* [WRITTEN PROBLEM]
Read through the entries below and return each line with the word "ylabel".

[Rows from a figure dataset]
....................

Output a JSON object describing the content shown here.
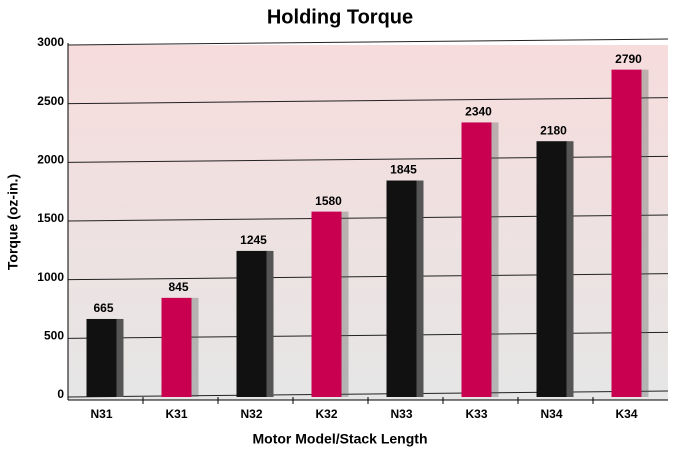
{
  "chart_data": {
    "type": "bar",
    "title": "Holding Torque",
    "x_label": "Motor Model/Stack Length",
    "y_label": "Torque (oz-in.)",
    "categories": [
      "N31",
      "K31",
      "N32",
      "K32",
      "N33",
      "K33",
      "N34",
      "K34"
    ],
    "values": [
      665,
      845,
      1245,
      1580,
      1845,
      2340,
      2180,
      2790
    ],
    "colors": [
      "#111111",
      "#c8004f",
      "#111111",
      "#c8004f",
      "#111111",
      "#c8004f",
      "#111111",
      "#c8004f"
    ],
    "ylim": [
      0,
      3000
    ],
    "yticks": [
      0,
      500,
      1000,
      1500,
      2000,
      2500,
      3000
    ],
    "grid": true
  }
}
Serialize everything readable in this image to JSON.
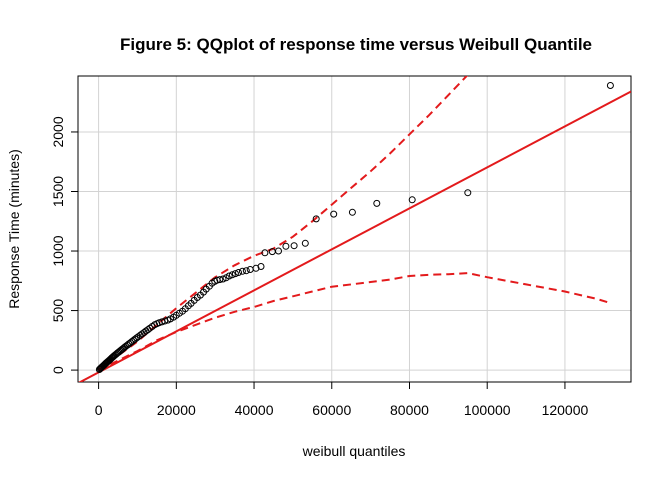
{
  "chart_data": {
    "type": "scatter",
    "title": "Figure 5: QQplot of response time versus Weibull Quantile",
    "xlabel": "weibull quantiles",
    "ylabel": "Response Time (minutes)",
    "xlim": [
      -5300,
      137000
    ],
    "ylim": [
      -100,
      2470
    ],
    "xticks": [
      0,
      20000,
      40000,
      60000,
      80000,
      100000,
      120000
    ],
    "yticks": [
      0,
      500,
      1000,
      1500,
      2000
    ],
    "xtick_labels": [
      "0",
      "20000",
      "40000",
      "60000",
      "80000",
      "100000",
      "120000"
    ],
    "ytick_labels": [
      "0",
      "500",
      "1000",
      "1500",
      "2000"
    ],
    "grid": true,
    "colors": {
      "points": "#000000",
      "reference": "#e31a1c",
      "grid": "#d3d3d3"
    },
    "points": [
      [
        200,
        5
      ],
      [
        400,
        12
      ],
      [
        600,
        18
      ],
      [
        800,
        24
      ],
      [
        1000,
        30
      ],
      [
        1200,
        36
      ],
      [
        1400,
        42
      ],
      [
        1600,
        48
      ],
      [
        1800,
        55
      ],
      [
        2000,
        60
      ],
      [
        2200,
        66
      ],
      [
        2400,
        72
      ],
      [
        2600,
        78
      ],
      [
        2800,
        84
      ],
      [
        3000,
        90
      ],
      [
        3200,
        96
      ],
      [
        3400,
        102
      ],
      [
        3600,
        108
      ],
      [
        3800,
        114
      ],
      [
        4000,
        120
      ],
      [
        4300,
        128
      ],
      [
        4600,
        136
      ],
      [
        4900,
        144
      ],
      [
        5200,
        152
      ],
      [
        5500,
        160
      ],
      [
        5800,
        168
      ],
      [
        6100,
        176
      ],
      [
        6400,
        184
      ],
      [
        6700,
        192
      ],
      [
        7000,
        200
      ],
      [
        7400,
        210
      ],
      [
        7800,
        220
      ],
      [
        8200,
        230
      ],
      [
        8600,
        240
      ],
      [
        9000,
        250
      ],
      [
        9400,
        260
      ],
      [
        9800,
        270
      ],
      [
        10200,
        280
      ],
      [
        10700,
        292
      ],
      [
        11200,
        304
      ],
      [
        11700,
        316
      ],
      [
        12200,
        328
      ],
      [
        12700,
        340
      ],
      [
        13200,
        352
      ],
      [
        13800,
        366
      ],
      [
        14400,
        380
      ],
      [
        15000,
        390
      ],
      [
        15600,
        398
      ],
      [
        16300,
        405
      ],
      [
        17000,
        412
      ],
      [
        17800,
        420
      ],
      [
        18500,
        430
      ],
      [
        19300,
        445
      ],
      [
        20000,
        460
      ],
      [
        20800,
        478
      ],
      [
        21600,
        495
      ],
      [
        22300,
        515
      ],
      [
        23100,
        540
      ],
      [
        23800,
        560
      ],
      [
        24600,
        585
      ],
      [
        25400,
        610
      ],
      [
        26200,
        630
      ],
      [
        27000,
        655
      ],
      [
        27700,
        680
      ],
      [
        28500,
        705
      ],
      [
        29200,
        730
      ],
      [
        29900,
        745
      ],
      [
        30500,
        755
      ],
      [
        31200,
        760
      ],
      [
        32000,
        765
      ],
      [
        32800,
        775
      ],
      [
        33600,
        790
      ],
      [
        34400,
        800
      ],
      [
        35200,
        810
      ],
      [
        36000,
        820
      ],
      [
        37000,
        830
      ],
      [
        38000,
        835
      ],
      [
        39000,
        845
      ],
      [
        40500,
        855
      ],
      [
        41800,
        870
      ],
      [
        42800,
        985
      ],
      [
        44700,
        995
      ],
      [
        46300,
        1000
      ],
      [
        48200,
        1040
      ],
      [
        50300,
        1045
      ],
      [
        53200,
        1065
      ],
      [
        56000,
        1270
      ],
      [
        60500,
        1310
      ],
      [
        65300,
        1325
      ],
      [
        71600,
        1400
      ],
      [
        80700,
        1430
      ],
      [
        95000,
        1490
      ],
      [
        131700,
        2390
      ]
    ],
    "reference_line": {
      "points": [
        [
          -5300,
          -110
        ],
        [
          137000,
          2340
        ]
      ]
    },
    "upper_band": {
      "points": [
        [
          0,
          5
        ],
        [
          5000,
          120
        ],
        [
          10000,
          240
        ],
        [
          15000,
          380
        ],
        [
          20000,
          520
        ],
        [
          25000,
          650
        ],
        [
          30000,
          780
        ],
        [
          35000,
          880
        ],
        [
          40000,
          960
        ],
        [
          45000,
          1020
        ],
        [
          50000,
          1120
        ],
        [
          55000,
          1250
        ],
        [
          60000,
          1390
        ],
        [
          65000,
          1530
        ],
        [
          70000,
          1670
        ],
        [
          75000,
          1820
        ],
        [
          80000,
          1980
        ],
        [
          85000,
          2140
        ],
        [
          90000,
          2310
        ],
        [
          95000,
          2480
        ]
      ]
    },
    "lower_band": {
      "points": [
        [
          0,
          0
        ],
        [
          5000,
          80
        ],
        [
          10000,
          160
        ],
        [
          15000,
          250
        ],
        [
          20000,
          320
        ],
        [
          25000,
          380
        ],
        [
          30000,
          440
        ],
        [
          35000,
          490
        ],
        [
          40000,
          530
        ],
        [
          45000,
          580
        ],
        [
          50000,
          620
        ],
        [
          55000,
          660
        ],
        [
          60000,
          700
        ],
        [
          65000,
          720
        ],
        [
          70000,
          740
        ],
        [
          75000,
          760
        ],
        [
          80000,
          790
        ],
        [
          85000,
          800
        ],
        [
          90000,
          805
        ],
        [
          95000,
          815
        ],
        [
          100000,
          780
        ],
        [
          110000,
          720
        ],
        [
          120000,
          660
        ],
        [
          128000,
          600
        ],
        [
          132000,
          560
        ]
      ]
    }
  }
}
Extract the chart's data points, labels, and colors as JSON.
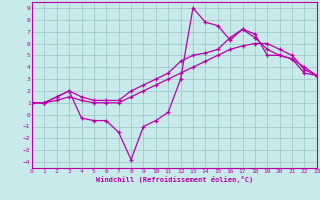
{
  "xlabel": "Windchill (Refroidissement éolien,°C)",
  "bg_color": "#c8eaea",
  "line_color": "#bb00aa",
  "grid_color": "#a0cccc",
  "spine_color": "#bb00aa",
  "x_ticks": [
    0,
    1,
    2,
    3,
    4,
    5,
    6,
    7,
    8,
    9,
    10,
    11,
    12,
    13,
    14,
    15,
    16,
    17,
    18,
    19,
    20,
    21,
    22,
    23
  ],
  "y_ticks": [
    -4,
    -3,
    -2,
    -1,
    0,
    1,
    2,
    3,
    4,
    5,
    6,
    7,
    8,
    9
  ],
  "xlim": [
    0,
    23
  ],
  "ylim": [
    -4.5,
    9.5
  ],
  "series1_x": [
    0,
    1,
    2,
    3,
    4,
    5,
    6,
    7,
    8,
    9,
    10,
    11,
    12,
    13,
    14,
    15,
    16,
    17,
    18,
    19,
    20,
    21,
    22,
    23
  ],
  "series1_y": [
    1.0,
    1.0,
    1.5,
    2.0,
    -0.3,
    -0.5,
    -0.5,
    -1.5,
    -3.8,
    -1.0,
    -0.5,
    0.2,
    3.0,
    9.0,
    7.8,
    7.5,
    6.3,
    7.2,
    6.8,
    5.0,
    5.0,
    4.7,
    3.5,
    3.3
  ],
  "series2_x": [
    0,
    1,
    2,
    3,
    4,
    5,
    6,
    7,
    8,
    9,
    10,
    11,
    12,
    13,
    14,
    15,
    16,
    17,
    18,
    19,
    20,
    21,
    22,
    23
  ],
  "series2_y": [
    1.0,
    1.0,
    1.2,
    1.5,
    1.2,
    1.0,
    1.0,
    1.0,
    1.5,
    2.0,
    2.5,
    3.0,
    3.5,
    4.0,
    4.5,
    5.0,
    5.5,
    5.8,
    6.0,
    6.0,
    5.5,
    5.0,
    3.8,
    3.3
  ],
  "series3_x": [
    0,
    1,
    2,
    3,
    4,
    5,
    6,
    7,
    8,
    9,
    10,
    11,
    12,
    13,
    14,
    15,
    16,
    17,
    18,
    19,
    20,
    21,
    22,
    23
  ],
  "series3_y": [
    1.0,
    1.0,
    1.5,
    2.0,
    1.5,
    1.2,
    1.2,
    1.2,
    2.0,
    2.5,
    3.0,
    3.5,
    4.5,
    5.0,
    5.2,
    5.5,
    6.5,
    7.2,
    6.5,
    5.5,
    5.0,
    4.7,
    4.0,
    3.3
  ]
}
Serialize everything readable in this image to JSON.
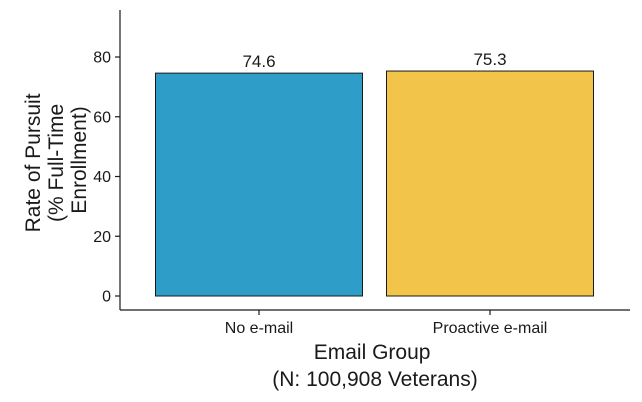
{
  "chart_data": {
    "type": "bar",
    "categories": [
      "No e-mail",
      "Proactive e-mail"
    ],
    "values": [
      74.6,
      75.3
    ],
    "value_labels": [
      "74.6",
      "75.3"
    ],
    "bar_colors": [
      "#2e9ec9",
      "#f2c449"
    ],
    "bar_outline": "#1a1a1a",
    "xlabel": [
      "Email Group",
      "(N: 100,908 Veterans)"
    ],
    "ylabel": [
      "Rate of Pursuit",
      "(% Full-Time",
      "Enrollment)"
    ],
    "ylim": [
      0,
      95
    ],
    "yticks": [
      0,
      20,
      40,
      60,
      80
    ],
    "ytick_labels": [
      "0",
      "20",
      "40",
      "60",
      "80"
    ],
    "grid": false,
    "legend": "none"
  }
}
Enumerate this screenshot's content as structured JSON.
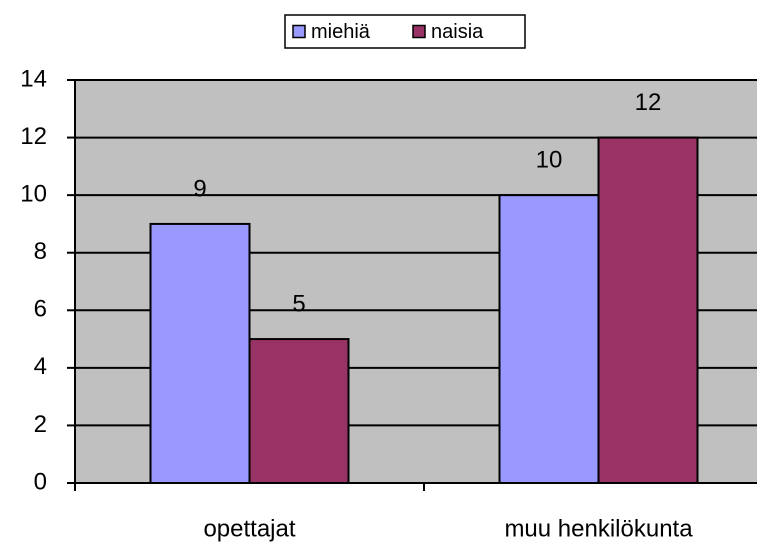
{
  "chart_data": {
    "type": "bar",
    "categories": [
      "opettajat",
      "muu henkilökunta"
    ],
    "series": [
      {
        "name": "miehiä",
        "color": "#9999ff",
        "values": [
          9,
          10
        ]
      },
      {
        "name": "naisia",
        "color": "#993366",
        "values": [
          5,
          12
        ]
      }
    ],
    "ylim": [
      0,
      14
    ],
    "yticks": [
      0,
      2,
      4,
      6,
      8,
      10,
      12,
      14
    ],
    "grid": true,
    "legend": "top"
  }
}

....................

* [EXERCISE OUTPUT]
    "ylabel": "Response Time (minutes)",
    "ylabel": [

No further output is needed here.